- Input data
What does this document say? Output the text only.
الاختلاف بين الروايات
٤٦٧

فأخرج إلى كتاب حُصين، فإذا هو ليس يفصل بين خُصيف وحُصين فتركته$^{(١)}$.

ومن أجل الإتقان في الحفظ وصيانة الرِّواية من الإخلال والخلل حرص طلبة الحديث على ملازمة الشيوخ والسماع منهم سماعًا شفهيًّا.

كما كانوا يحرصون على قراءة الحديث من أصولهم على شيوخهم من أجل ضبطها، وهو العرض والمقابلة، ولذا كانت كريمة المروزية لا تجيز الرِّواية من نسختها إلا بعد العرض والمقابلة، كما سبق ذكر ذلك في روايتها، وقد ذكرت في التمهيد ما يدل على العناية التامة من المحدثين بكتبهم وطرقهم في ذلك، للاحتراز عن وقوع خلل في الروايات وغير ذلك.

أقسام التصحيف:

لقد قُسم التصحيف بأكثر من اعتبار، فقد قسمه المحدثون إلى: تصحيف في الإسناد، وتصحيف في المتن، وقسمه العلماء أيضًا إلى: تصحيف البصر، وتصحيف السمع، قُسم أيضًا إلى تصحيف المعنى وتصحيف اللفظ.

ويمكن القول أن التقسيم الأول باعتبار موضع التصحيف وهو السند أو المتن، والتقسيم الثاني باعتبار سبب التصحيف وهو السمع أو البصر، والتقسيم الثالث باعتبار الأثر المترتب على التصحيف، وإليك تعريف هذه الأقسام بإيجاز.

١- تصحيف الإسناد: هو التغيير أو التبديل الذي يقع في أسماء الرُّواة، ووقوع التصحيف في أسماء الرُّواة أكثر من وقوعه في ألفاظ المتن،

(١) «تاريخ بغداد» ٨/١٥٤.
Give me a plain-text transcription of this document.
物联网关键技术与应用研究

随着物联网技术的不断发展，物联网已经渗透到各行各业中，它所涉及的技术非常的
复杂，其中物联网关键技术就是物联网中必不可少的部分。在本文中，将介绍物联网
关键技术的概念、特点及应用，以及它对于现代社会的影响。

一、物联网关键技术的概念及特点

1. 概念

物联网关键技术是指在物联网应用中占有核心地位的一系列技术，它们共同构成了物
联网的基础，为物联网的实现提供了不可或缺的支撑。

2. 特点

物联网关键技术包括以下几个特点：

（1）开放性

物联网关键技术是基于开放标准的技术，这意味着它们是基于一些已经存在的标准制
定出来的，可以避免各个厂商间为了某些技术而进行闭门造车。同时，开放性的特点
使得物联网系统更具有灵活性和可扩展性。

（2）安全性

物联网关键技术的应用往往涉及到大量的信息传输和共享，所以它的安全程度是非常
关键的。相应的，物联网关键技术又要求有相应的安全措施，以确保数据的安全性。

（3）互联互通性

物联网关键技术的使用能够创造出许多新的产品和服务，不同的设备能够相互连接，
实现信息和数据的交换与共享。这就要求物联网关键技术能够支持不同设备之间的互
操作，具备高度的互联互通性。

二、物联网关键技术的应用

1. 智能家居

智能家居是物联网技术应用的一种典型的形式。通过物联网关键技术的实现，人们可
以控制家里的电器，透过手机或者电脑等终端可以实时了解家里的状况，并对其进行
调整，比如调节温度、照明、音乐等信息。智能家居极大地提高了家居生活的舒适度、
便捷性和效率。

- Goal
Starting at the line that contains "Give me a plain-text", quote each remaining line of the entries above, unchanged.

- The completed task
Give me a plain-text transcription of this document.
物联网关键技术与应用研究

随着物联网技术的不断发展，物联网已经渗透到各行各业中，它所涉及的技术非常的
复杂，其中物联网关键技术就是物联网中必不可少的部分。在本文中，将介绍物联网
关键技术的概念、特点及应用，以及它对于现代社会的影响。

一、物联网关键技术的概念及特点

1. 概念

物联网关键技术是指在物联网应用中占有核心地位的一系列技术，它们共同构成了物
联网的基础，为物联网的实现提供了不可或缺的支撑。

2. 特点

物联网关键技术包括以下几个特点：

（1）开放性

物联网关键技术是基于开放标准的技术，这意味着它们是基于一些已经存在的标准制
定出来的，可以避免各个厂商间为了某些技术而进行闭门造车。同时，开放性的特点
使得物联网系统更具有灵活性和可扩展性。

（2）安全性

物联网关键技术的应用往往涉及到大量的信息传输和共享，所以它的安全程度是非常
关键的。相应的，物联网关键技术又要求有相应的安全措施，以确保数据的安全性。

（3）互联互通性

物联网关键技术的使用能够创造出许多新的产品和服务，不同的设备能够相互连接，
实现信息和数据的交换与共享。这就要求物联网关键技术能够支持不同设备之间的互
操作，具备高度的互联互通性。

二、物联网关键技术的应用

1. 智能家居

智能家居是物联网技术应用的一种典型的形式。通过物联网关键技术的实现，人们可
以控制家里的电器，透过手机或者电脑等终端可以实时了解家里的状况，并对其进行
调整，比如调节温度、照明、音乐等信息。智能家居极大地提高了家居生活的舒适度、
便捷性和效率。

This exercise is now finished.